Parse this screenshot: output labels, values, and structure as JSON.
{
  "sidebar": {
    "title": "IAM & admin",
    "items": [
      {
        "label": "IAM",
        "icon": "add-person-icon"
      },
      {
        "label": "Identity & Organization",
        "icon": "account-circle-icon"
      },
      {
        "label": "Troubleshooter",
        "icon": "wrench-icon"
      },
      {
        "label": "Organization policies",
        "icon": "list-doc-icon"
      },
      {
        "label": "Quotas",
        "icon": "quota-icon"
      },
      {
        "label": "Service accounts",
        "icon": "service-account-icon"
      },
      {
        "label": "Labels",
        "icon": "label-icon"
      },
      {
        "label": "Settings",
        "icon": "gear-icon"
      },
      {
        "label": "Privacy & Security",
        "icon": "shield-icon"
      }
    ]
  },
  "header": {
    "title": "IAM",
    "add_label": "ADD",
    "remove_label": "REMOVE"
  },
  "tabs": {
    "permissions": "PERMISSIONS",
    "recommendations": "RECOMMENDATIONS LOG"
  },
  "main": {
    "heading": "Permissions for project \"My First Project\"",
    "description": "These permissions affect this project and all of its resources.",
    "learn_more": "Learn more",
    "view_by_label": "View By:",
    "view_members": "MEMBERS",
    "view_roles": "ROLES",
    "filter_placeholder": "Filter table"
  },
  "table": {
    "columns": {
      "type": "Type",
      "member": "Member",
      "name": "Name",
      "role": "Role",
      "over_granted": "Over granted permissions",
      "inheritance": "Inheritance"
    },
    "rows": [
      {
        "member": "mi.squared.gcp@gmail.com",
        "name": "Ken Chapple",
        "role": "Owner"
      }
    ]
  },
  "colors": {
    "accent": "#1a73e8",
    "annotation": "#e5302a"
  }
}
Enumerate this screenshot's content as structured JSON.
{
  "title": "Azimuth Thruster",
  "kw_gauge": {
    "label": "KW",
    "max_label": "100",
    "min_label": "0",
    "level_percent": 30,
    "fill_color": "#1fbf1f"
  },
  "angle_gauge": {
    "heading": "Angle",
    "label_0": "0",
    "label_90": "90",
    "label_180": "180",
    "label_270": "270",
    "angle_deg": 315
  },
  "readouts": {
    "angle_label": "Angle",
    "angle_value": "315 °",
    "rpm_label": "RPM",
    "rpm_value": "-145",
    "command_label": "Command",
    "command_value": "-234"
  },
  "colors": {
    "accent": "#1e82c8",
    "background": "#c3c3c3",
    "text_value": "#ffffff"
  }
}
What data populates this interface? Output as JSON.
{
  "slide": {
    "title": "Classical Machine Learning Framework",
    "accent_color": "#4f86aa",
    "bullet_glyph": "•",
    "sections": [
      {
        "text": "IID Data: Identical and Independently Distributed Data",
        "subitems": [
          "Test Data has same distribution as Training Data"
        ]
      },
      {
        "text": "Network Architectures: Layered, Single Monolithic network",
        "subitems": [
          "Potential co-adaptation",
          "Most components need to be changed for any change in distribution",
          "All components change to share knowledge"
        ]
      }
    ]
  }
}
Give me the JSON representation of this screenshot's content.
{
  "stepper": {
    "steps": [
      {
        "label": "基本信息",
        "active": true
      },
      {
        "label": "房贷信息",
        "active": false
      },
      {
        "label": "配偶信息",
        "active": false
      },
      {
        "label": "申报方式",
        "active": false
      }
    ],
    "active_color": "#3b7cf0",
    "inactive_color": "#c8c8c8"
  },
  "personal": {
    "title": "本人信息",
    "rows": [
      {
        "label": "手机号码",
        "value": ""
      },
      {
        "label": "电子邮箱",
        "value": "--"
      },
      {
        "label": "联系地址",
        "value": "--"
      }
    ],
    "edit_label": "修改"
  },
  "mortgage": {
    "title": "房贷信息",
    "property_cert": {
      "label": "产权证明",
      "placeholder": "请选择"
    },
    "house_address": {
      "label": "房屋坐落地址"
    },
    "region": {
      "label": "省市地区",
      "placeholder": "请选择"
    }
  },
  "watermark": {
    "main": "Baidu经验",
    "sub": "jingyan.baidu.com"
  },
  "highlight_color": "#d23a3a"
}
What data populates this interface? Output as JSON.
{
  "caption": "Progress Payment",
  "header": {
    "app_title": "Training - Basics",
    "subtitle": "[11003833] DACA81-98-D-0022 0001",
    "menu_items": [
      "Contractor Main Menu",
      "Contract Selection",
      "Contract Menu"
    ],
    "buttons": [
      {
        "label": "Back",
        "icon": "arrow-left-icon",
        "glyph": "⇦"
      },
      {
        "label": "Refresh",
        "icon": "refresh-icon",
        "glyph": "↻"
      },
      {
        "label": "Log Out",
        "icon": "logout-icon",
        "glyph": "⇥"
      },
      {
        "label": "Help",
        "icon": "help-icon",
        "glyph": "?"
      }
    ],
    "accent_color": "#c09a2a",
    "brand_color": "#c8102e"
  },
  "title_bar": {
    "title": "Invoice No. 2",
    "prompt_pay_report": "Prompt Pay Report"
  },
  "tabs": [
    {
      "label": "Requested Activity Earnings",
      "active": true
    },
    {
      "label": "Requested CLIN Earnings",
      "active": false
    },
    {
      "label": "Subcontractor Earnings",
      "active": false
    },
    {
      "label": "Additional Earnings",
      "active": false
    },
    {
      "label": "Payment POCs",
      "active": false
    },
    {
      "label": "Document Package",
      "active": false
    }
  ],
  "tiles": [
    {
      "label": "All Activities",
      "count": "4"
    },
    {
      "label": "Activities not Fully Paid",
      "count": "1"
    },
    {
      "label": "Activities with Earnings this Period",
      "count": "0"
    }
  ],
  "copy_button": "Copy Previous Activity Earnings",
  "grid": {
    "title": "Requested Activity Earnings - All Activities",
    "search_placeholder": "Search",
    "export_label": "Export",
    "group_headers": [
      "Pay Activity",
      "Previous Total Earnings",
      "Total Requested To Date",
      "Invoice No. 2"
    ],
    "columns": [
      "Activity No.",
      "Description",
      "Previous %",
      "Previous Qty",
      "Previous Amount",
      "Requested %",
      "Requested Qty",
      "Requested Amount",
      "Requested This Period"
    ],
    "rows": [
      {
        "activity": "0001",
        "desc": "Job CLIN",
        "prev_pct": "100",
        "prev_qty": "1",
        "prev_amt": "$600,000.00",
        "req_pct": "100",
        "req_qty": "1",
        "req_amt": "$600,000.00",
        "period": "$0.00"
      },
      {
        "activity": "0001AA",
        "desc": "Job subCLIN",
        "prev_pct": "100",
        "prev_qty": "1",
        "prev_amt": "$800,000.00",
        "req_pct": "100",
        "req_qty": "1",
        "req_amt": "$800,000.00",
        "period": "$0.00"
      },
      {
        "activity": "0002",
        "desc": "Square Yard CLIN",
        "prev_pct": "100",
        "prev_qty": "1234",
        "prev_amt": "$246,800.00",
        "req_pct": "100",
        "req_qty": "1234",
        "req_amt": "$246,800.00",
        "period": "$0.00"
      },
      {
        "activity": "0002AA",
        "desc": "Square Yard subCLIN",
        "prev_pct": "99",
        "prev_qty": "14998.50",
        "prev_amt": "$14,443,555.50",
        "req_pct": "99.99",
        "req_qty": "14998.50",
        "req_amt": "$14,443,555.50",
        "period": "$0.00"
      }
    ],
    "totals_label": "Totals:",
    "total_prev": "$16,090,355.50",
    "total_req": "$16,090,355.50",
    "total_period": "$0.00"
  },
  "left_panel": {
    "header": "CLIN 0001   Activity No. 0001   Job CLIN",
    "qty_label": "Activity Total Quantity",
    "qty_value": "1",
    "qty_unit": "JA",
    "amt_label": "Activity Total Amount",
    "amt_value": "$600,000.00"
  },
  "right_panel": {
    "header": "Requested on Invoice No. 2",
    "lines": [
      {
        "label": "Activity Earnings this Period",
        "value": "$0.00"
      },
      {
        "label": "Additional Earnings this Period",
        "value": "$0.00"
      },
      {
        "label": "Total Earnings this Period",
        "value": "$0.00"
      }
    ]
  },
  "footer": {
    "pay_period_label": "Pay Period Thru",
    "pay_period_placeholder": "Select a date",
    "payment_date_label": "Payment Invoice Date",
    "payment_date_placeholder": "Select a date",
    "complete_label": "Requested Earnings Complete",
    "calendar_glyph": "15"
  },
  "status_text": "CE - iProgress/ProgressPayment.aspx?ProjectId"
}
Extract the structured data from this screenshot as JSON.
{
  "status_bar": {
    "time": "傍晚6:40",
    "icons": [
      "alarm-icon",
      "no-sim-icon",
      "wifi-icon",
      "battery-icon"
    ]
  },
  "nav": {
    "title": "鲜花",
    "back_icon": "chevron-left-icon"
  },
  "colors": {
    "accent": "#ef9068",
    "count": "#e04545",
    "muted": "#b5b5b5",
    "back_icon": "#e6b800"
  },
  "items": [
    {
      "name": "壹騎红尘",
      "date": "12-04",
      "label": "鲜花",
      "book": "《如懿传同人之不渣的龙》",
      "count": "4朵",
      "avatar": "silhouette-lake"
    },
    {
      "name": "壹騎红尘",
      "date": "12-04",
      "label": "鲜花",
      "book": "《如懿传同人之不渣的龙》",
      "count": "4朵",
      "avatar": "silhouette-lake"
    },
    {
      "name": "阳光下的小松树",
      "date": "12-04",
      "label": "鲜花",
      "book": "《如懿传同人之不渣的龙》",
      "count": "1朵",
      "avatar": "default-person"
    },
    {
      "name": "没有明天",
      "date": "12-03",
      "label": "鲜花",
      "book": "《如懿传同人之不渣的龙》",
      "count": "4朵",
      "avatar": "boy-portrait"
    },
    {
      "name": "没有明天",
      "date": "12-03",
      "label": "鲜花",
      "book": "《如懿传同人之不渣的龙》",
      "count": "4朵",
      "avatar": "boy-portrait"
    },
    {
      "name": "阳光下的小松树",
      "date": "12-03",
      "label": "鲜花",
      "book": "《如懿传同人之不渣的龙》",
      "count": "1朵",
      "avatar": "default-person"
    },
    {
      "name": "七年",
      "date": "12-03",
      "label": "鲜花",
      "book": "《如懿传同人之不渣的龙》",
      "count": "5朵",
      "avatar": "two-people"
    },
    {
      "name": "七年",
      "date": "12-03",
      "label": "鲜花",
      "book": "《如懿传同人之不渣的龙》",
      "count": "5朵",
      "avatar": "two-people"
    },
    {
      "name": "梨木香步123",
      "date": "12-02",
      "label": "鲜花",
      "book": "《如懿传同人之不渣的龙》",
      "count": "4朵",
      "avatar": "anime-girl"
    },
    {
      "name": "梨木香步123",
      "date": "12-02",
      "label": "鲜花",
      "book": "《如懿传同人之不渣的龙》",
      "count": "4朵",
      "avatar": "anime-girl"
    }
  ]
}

********************

» YOUR INSTRUCTIONS:
Say how many lines in the entries contain the string "heading", and leave out everything else.

» WORKED SOLUTION:
2